O Aurélio acha que tudo deve ser história com agá,
mas prefiro reforçar o caráter do texto com estória
mesmo. (Os ingleses, corretamente, não abriram mão de story,
que é bem diferente de history). Posso justificar a escolha.
A idéia de escrever este livro vinha sendo acalentada há
tempos, e quase que partiu do título. Desde o início da minha
carreira, seja nos conjuntos de Música Popular e orquestras, e mesmo
durante os muitos anos de estudo, pude somar experiências, estórias
e situações inusitadas, tão particulares do músico.
Com o passar dos anos, passei a temer que essas informações
pudessem se perder, pois amontoaram-se em minha memória mas por
falta de espaço muita coisa já estava sendo deletada (ah,
a promiscuidade dos neologismos de hoje...).
Conversar fiado sempre foi uma das mais sérias atividades dos músicos,
quando descansam de seus instrumentos. O bate-papo nos bastidores, camarins
ou esquinas, além de divertir servia também para saber de
algum disco recente, o estilo de alguma estrela do jazz ou da regência,
a performance de algum colega ou mesmo técnicas para execução
de uma ou outra passagem musical. Esses assuntos, apesar de informais,
com o passar do tempo acabam por se fundir, com naturalidade, no panelão
da História (com agá) da Música, colorindo-a com os
aspectos mais insólitos e pitorescos.

_Tarefas_.
- A) Segundo o texto sobre as estórias de músicos, o bate-papo servia para saber de quais coisas? Liste todas.
- B) Reescreva o trecho do texto sobre as estórias de músicos que começa em "Com o passar dos" e termina em "neologismos de hoje...).", trocando "memória" por "lembrança".
Os registros não entram nesta atividade.

Registros de uma coleção
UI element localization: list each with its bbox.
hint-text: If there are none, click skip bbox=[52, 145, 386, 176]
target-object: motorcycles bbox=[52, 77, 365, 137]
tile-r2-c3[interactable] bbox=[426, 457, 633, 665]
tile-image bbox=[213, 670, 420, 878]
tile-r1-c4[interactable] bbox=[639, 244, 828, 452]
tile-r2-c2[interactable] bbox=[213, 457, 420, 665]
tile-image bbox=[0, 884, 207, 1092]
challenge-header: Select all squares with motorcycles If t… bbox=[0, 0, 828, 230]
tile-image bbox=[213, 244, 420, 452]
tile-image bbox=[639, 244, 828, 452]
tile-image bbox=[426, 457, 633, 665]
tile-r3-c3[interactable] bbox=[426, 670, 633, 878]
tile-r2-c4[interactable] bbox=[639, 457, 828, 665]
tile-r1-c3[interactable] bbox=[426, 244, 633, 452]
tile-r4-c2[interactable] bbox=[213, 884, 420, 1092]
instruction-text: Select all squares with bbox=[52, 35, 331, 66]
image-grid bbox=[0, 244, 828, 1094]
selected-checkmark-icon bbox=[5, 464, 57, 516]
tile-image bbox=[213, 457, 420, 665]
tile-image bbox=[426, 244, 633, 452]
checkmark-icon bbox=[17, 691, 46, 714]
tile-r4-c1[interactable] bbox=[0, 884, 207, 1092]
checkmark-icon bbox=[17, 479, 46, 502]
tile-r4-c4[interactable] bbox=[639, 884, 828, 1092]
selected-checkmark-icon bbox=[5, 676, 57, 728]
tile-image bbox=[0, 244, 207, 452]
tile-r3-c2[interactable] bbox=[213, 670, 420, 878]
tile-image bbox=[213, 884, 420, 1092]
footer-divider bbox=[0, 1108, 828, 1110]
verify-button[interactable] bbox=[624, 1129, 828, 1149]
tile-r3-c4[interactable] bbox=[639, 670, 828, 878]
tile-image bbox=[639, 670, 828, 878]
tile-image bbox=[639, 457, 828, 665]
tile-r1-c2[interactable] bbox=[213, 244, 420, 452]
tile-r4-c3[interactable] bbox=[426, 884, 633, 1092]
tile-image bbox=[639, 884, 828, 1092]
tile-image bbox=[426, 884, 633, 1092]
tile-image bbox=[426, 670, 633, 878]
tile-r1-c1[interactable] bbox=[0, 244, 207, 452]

_Resultados do exercício_.
- A)
- algum disco recente
- o estilo de alguma estrela do jazz ou da regência
- a performance de algum colega
- técnicas para execução de uma ou outra passagem musical

- B)
Com o passar dos anos, passei a temer que essas informações
pudessem se perder, pois amontoaram-se em minha lembrança mas por
falta de espaço muita coisa já estava sendo deletada (ah,
a promiscuidade dos neologismos de hoje...).